• _SET PROBLEM_: All of the data should be output character for character, except the pictures.

• _ENTRIES_:
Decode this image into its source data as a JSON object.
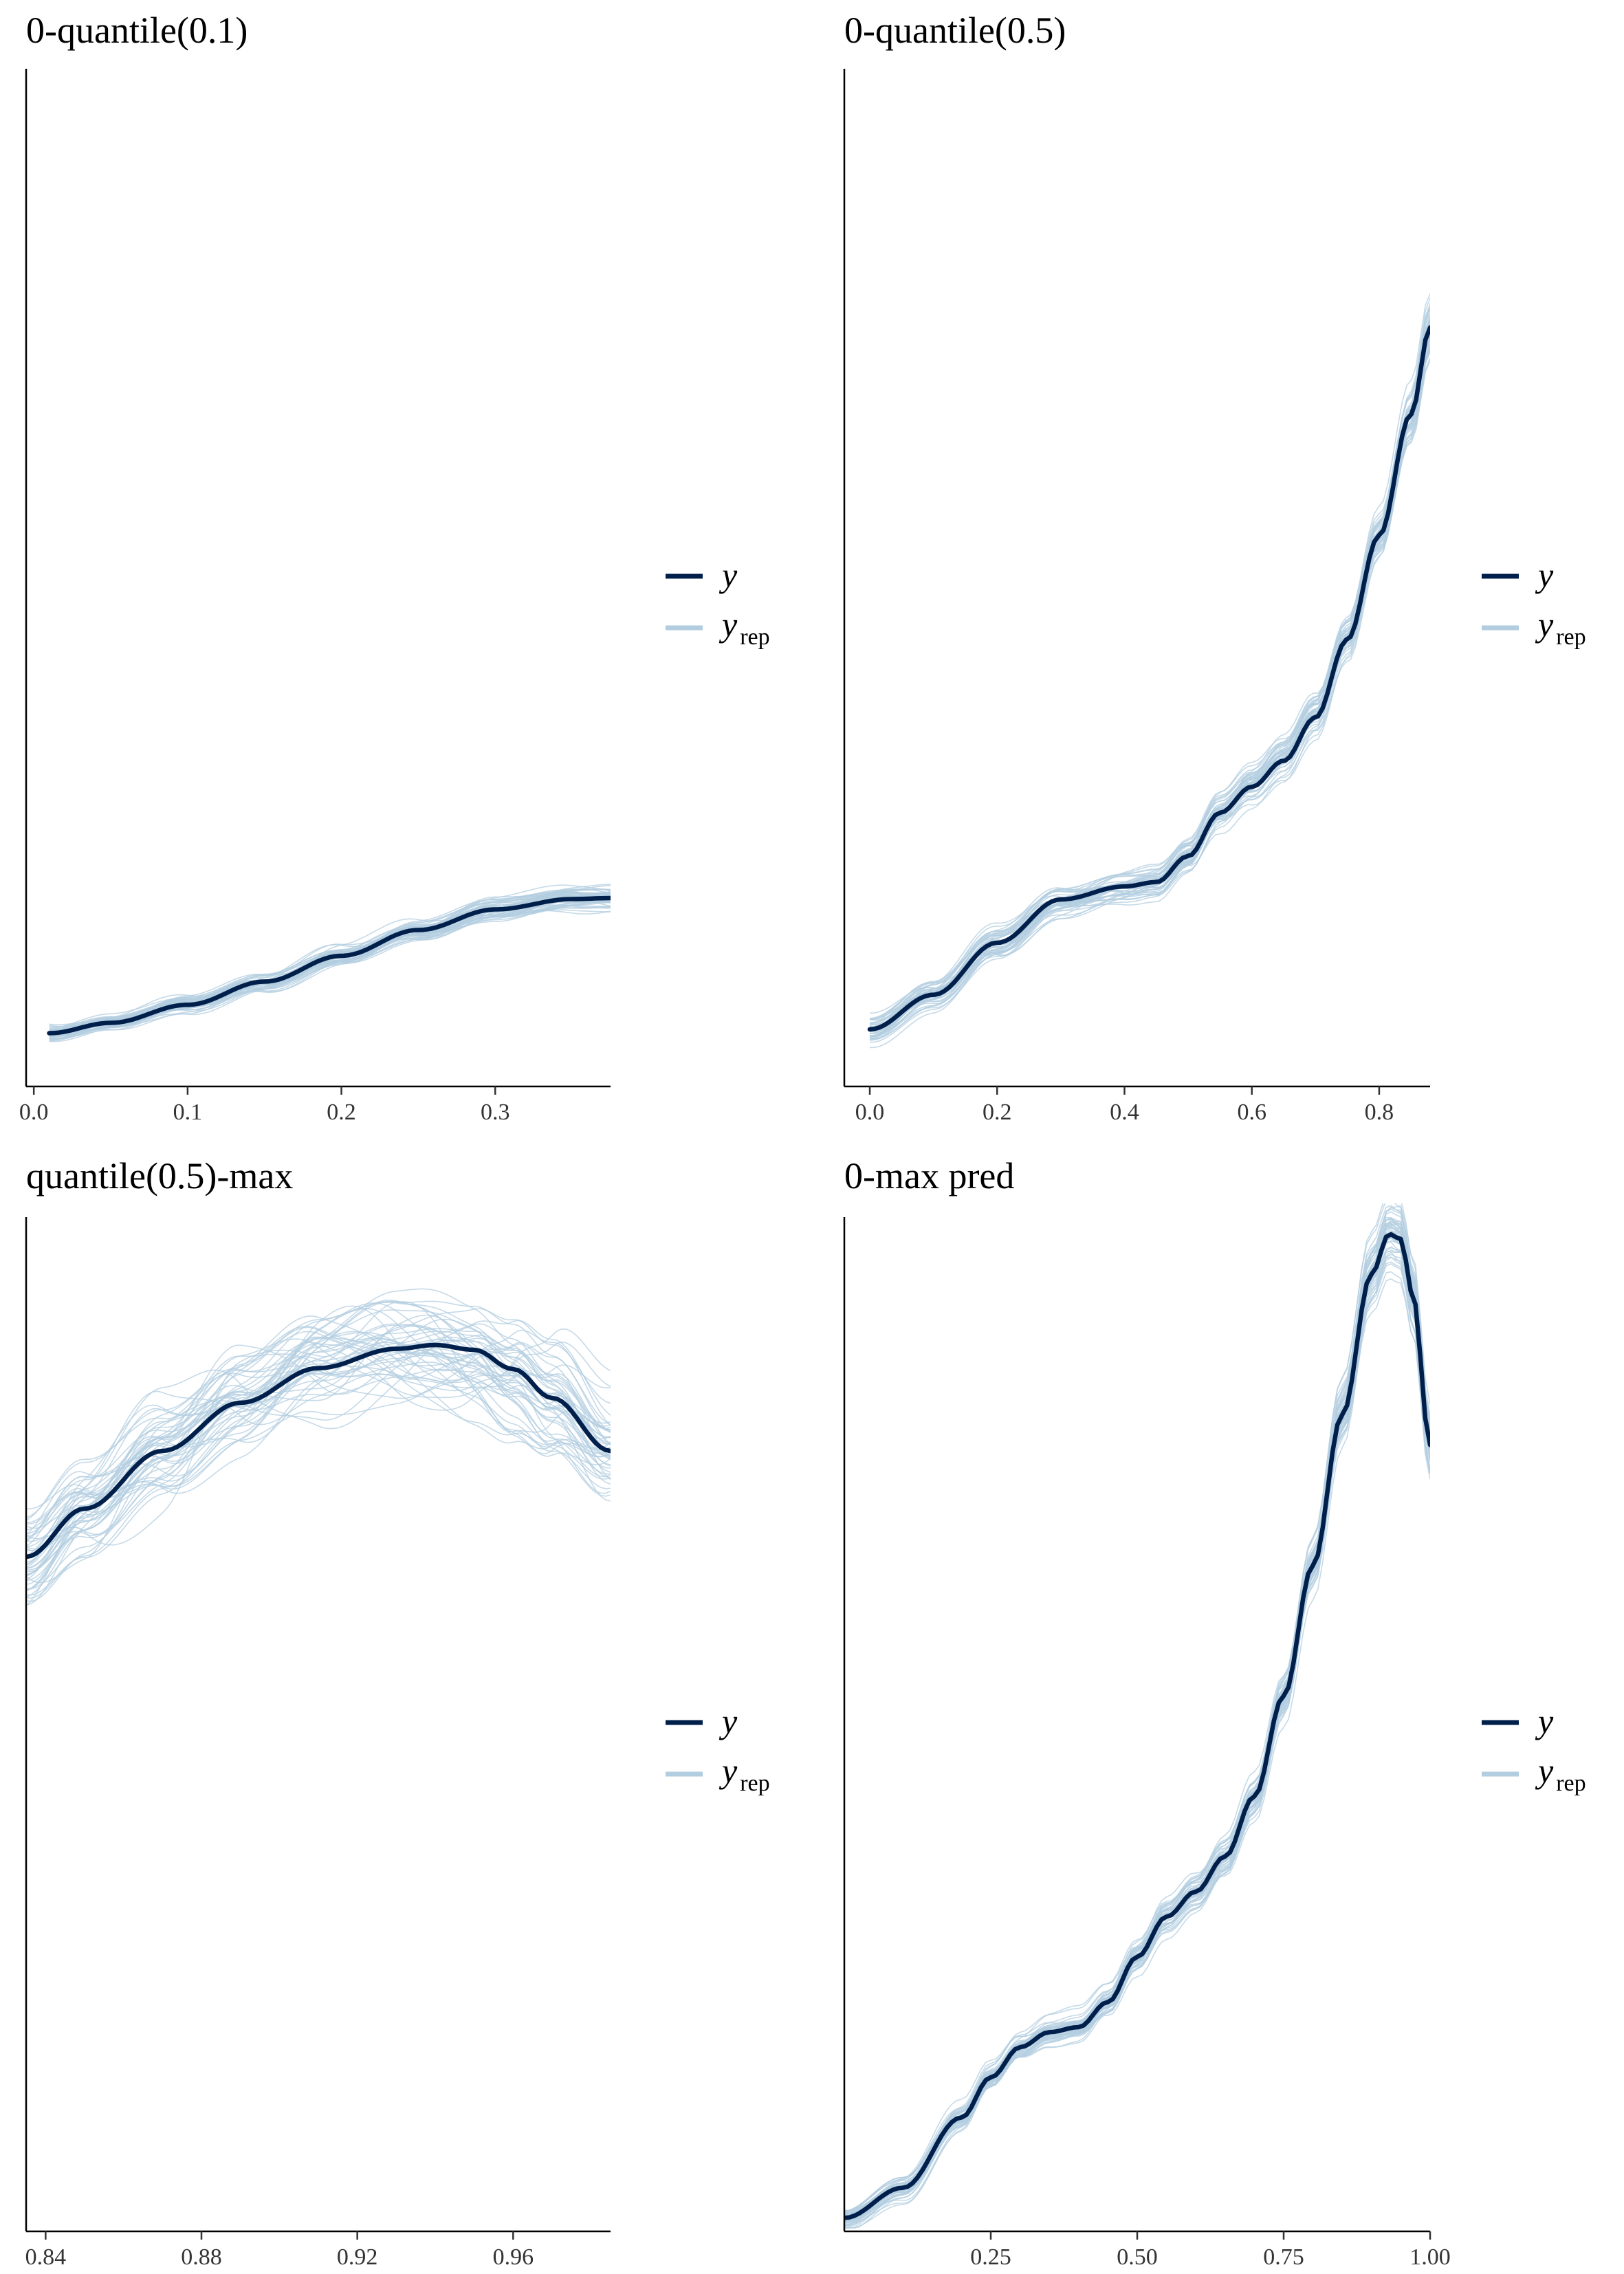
{
  "legend": {
    "observed": "y",
    "replicated_base": "y",
    "replicated_sub": "rep"
  },
  "colors": {
    "observed": "#011f4b",
    "replicated": "#b3cde0"
  },
  "chart_data": [
    {
      "type": "line",
      "title": "0-quantile(0.1)",
      "xlim": [
        -0.005,
        0.375
      ],
      "ylim": [
        0,
        1
      ],
      "x_ticks": [
        0.0,
        0.1,
        0.2,
        0.3
      ],
      "x_tick_labels": [
        "0.0",
        "0.1",
        "0.2",
        "0.3"
      ],
      "observed": {
        "x": [
          0.01,
          0.05,
          0.1,
          0.15,
          0.2,
          0.25,
          0.3,
          0.35,
          0.375
        ],
        "y": [
          0.05,
          0.07,
          0.105,
          0.15,
          0.2,
          0.25,
          0.29,
          0.31,
          0.312
        ]
      },
      "replicate_count": 50,
      "replicate_spread": 0.045
    },
    {
      "type": "line",
      "title": "0-quantile(0.5)",
      "xlim": [
        -0.04,
        0.88
      ],
      "ylim": [
        0,
        1
      ],
      "x_ticks": [
        0.0,
        0.2,
        0.4,
        0.6,
        0.8
      ],
      "x_tick_labels": [
        "0.0",
        "0.2",
        "0.4",
        "0.6",
        "0.8"
      ],
      "observed": {
        "x": [
          0.0,
          0.1,
          0.2,
          0.3,
          0.4,
          0.45,
          0.5,
          0.55,
          0.6,
          0.65,
          0.7,
          0.75,
          0.8,
          0.85,
          0.88
        ],
        "y": [
          0.05,
          0.09,
          0.15,
          0.2,
          0.215,
          0.22,
          0.25,
          0.3,
          0.33,
          0.36,
          0.41,
          0.5,
          0.62,
          0.76,
          0.86
        ]
      },
      "replicate_count": 50,
      "replicate_spread": 0.04
    },
    {
      "type": "line",
      "title": "quantile(0.5)-max",
      "xlim": [
        0.835,
        0.985
      ],
      "ylim": [
        0,
        1
      ],
      "x_ticks": [
        0.84,
        0.88,
        0.92,
        0.96
      ],
      "x_tick_labels": [
        "0.84",
        "0.88",
        "0.92",
        "0.96"
      ],
      "observed": {
        "x": [
          0.835,
          0.85,
          0.87,
          0.89,
          0.91,
          0.93,
          0.94,
          0.95,
          0.96,
          0.97,
          0.985
        ],
        "y": [
          0.69,
          0.74,
          0.8,
          0.85,
          0.886,
          0.906,
          0.91,
          0.905,
          0.885,
          0.855,
          0.8
        ]
      },
      "replicate_count": 50,
      "replicate_spread": 0.06
    },
    {
      "type": "line",
      "title": "0-max pred",
      "xlim": [
        0.0,
        1.0
      ],
      "ylim": [
        0,
        1
      ],
      "x_ticks": [
        0.25,
        0.5,
        0.75,
        1.0
      ],
      "x_tick_labels": [
        "0.25",
        "0.50",
        "0.75",
        "1.00"
      ],
      "observed": {
        "x": [
          0.0,
          0.1,
          0.2,
          0.25,
          0.3,
          0.35,
          0.4,
          0.45,
          0.5,
          0.55,
          0.6,
          0.65,
          0.7,
          0.75,
          0.8,
          0.85,
          0.9,
          0.93,
          0.95,
          0.97,
          1.0
        ],
        "y": [
          0.01,
          0.04,
          0.11,
          0.15,
          0.18,
          0.195,
          0.2,
          0.225,
          0.27,
          0.31,
          0.335,
          0.37,
          0.43,
          0.53,
          0.66,
          0.81,
          0.95,
          0.99,
          0.985,
          0.93,
          0.78
        ]
      },
      "replicate_count": 50,
      "replicate_spread": 0.035
    }
  ]
}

• _PROBLEM SOLUTION_:
Decode this image into its source data as a JSON object.
{
  "legend": {
    "observed": "y",
    "replicated_base": "y",
    "replicated_sub": "rep"
  },
  "colors": {
    "observed": "#011f4b",
    "replicated": "#b3cde0"
  },
  "chart_data": [
    {
      "type": "line",
      "title": "0-quantile(0.1)",
      "xlim": [
        -0.005,
        0.375
      ],
      "ylim": [
        0,
        1
      ],
      "x_ticks": [
        0.0,
        0.1,
        0.2,
        0.3
      ],
      "x_tick_labels": [
        "0.0",
        "0.1",
        "0.2",
        "0.3"
      ],
      "observed": {
        "x": [
          0.01,
          0.05,
          0.1,
          0.15,
          0.2,
          0.25,
          0.3,
          0.35,
          0.375
        ],
        "y": [
          0.05,
          0.07,
          0.105,
          0.15,
          0.2,
          0.25,
          0.29,
          0.31,
          0.312
        ]
      },
      "replicate_count": 50,
      "replicate_spread": 0.045
    },
    {
      "type": "line",
      "title": "0-quantile(0.5)",
      "xlim": [
        -0.04,
        0.88
      ],
      "ylim": [
        0,
        1
      ],
      "x_ticks": [
        0.0,
        0.2,
        0.4,
        0.6,
        0.8
      ],
      "x_tick_labels": [
        "0.0",
        "0.2",
        "0.4",
        "0.6",
        "0.8"
      ],
      "observed": {
        "x": [
          0.0,
          0.1,
          0.2,
          0.3,
          0.4,
          0.45,
          0.5,
          0.55,
          0.6,
          0.65,
          0.7,
          0.75,
          0.8,
          0.85,
          0.88
        ],
        "y": [
          0.05,
          0.09,
          0.15,
          0.2,
          0.215,
          0.22,
          0.25,
          0.3,
          0.33,
          0.36,
          0.41,
          0.5,
          0.62,
          0.76,
          0.86
        ]
      },
      "replicate_count": 50,
      "replicate_spread": 0.04
    },
    {
      "type": "line",
      "title": "quantile(0.5)-max",
      "xlim": [
        0.835,
        0.985
      ],
      "ylim": [
        0,
        1
      ],
      "x_ticks": [
        0.84,
        0.88,
        0.92,
        0.96
      ],
      "x_tick_labels": [
        "0.84",
        "0.88",
        "0.92",
        "0.96"
      ],
      "observed": {
        "x": [
          0.835,
          0.85,
          0.87,
          0.89,
          0.91,
          0.93,
          0.94,
          0.95,
          0.96,
          0.97,
          0.985
        ],
        "y": [
          0.69,
          0.74,
          0.8,
          0.85,
          0.886,
          0.906,
          0.91,
          0.905,
          0.885,
          0.855,
          0.8
        ]
      },
      "replicate_count": 50,
      "replicate_spread": 0.06
    },
    {
      "type": "line",
      "title": "0-max pred",
      "xlim": [
        0.0,
        1.0
      ],
      "ylim": [
        0,
        1
      ],
      "x_ticks": [
        0.25,
        0.5,
        0.75,
        1.0
      ],
      "x_tick_labels": [
        "0.25",
        "0.50",
        "0.75",
        "1.00"
      ],
      "observed": {
        "x": [
          0.0,
          0.1,
          0.2,
          0.25,
          0.3,
          0.35,
          0.4,
          0.45,
          0.5,
          0.55,
          0.6,
          0.65,
          0.7,
          0.75,
          0.8,
          0.85,
          0.9,
          0.93,
          0.95,
          0.97,
          1.0
        ],
        "y": [
          0.01,
          0.04,
          0.11,
          0.15,
          0.18,
          0.195,
          0.2,
          0.225,
          0.27,
          0.31,
          0.335,
          0.37,
          0.43,
          0.53,
          0.66,
          0.81,
          0.95,
          0.99,
          0.985,
          0.93,
          0.78
        ]
      },
      "replicate_count": 50,
      "replicate_spread": 0.035
    }
  ]
}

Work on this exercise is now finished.